-------- Extrait du texte

La propriété intellectuelle
Un des soucis majeurs de notre université demeure, pour moi, dans la gestion des droits de propriété intellectuelle des chercheurs et notamment des maître de conférences et autres professeurs des universités, tous fonctionnaires et déjà payés pour faire de la recherche. Je comprends que l’on ait besoin d’appâter des vocations (?) à l’aide d’un gain promis mais très souvent illusoire (surtout en sciences sociales) mais je crois que ce système créer beaucoup plus d’inconvénients que d’avantages. Se retrouver au cœur d’un projet, accompagné de chercheurs confirmés qui se crêpent le chignon pour savoir qui est détendeur de la propriété de tel ou tel morceau de recherche m’a toujours paru terriblement stupide…
Outre le fait de générer des histoires de personnes à n’en plus finir, ce système ne rend pas crédible la démarche scientifique. Que des membres d’un même projet de recherche sollicitent indépendamment plus de trois fois la même personne pour lui faire passer plus ou moins le même entretien, relève de l’inorganisation la plus complète et n’aide certainement pas à changer l’image du chercheur qui plane un peu dans son labo et prend tout le monde de haut.

----------------
-------- Données

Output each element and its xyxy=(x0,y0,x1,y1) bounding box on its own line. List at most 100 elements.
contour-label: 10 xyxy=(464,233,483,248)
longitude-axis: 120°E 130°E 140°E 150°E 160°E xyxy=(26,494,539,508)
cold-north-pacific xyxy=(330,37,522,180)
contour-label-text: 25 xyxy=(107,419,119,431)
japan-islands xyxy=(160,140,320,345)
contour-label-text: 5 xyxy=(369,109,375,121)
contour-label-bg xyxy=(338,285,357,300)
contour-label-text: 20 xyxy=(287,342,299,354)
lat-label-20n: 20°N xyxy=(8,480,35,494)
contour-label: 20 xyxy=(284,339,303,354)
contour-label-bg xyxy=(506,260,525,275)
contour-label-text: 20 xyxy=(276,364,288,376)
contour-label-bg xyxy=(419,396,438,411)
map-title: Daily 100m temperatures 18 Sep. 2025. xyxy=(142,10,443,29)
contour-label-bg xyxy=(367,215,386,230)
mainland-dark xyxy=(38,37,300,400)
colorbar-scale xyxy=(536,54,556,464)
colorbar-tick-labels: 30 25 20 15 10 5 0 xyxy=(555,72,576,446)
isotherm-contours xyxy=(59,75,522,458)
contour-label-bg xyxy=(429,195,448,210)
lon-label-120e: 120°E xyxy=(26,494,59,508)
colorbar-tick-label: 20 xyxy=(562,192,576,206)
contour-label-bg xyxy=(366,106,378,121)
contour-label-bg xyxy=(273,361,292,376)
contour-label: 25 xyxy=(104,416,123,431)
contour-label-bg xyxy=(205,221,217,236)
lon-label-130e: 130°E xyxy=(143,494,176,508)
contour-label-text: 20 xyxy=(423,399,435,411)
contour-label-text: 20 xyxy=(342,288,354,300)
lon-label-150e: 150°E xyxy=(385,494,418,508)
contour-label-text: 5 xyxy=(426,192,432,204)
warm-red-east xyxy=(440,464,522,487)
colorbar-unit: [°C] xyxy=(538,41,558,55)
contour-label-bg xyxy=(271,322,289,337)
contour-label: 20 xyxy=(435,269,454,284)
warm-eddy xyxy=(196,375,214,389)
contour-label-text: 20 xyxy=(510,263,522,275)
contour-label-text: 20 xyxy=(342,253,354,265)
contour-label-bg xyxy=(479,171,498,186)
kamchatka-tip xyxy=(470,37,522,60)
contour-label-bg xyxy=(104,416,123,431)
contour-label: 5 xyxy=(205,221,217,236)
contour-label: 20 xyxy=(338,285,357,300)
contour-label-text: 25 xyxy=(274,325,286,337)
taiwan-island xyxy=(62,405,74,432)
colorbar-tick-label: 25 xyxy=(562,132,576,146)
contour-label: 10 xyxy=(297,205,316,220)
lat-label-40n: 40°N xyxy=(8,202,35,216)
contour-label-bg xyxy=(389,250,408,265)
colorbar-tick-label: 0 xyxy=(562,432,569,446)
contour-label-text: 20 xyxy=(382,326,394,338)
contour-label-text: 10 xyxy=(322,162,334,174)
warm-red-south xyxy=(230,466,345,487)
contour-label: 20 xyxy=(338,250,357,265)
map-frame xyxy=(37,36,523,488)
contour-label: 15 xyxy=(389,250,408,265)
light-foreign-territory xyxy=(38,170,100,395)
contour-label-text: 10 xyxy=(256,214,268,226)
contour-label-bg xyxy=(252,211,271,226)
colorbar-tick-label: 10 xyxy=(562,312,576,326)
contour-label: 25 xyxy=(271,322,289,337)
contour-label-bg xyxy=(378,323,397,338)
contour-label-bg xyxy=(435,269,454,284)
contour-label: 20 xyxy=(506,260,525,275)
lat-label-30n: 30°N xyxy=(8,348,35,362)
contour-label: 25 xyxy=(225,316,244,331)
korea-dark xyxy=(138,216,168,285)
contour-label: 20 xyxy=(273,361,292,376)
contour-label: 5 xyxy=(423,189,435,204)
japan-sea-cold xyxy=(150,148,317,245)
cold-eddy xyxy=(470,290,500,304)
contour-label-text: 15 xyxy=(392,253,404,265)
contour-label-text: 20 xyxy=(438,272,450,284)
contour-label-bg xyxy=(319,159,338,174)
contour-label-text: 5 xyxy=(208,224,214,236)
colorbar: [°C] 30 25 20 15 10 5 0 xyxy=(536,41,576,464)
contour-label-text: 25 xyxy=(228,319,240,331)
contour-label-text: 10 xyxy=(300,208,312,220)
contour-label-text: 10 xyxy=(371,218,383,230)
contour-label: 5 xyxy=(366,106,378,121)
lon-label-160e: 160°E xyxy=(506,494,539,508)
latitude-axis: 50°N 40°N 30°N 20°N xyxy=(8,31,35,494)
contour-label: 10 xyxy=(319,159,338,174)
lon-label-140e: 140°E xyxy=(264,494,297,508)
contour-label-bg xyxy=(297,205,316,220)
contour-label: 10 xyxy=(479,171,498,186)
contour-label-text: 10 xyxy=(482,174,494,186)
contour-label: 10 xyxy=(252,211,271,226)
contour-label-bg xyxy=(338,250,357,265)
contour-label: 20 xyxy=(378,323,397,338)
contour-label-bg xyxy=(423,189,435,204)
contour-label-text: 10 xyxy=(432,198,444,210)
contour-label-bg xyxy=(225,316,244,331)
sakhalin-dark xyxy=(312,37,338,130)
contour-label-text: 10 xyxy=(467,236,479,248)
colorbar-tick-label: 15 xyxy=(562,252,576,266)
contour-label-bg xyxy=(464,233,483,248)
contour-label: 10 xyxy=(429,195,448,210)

----------------

Consigne A -
Résumez en deux phrases le texte sur la propriété intellectuelle.
Consigne B -
Donnez la suite du texte sur la propriété intellectuelle.
Les items ci-dessus ne sont pas nécessaires.

Réponse A -
Le texte présente la gestion des droits de propriété intellectuelle des chercheurs, pourtant fonctionnaires et déjà payés pour faire de la recherche, comme un souci majeur de l'université et juge que ce système crée plus d'inconvénients que d'avantages. Selon lui, ce système engendre des histoires de personnes sans fin et nuit à la crédibilité de la démarche scientifique, par exemple quand des membres d'un même projet sollicitent séparément plusieurs fois la même personne pour un entretien quasi identique.

Réponse B -
Pour une science Open Source ?
La communauté du logiciel libre et de l’Open Source offre ainsi un modèle intéressant de réforme de la recherche et de son administration, selon moi. Je ne vais pas m’étendre ici sur ce que sont le logiciel libre et l’Open Source, mais simplement évoquer ce qui me paraît prometteur, à première vue, dans la rencontre entre ces deux mondes.
Aujourd’hui que tous les outils nécessaires nous sont accessibles facilement, il me paraîtrait intéressant de développer le partage des sources d’une recherche et ce à plusieurs fins :
− Vérification bien évidemment, ce qui apporterait également l’avantage selon moi de questionner le caractère objectif des recherches. Personnellement, travaillant principalement sur du qualitatif, cela m’obligerait à assumer pleinement la portée non généralisable de mes recherches, à ne jamais rechercher une quelconque forme de quantification, et à toujours revendiquer le caractère subjectif de mon analyse. A mon avis (mais c’est un autre sujet) les recherches relevant de méthodes quantitatives seraient également face à ce même impératif de justification. A partir du moment où leurs analyses seront vérifiables, je pense que l’importance de la subjectivité de l’auteur sera davantage montrée et (je l’espère) assumée.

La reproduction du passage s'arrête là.